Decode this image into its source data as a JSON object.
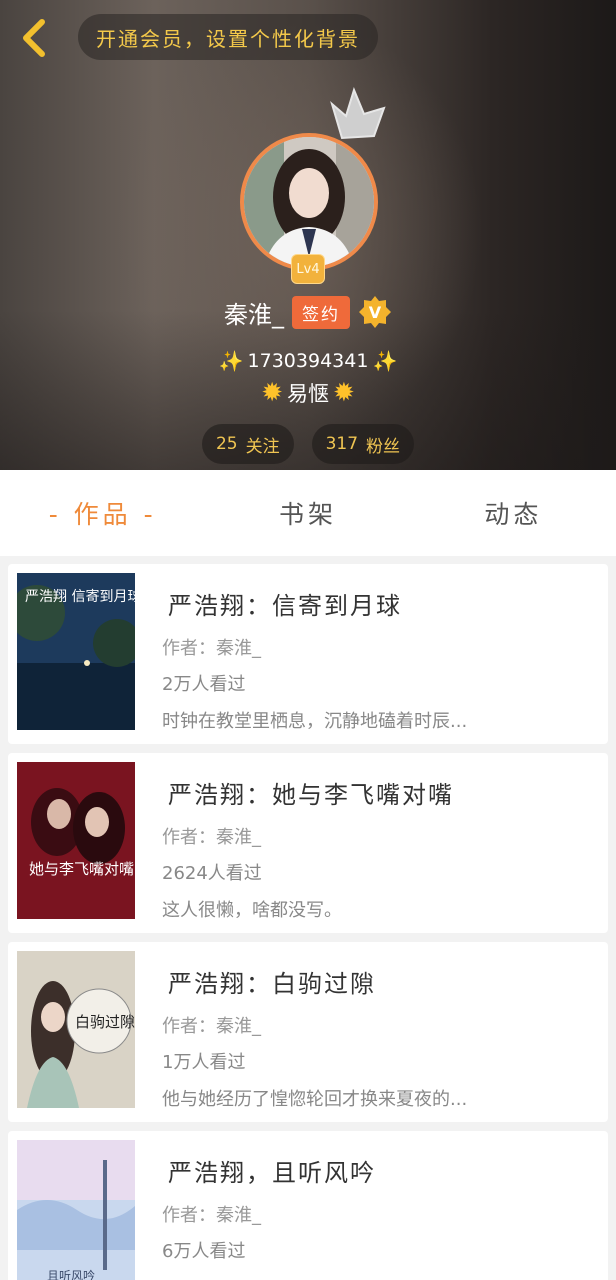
{
  "header": {
    "vip_text": "开通会员，设置个性化背景",
    "level": "Lv4",
    "username": "秦淮_",
    "signed_badge": "签约",
    "v_badge": "V",
    "user_id": "1730394341",
    "motto": "易惬",
    "follow_count": "25",
    "follow_label": "关注",
    "fans_count": "317",
    "fans_label": "粉丝"
  },
  "tabs": [
    {
      "label": "- 作品 -",
      "active": true
    },
    {
      "label": "书架",
      "active": false
    },
    {
      "label": "动态",
      "active": false
    }
  ],
  "books": [
    {
      "title": "严浩翔：信寄到月球",
      "author": "作者：秦淮_",
      "reads": "2万人看过",
      "desc": "时钟在教堂里栖息，沉静地磕着时辰...",
      "cover_text": "严浩翔 信寄到月球"
    },
    {
      "title": "严浩翔：她与李飞嘴对嘴",
      "author": "作者：秦淮_",
      "reads": "2624人看过",
      "desc": "这人很懒，啥都没写。",
      "cover_text": "她与李飞嘴对嘴"
    },
    {
      "title": "严浩翔：白驹过隙",
      "author": "作者：秦淮_",
      "reads": "1万人看过",
      "desc": "他与她经历了惶惚轮回才换来夏夜的...",
      "cover_text": "白驹过隙"
    },
    {
      "title": "严浩翔，且听风吟",
      "author": "作者：秦淮_",
      "reads": "6万人看过",
      "desc": "",
      "cover_text": "且听风吟"
    }
  ],
  "colors": {
    "accent": "#ef8a3a",
    "gold": "#f0c552",
    "signed": "#ef6a3a"
  }
}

» STATED TASK
Extract every line of the records above that contains the word "信寄到月球".

» PROBLEM SOLUTION
      "title": "严浩翔：信寄到月球",
      "cover_text": "严浩翔 信寄到月球"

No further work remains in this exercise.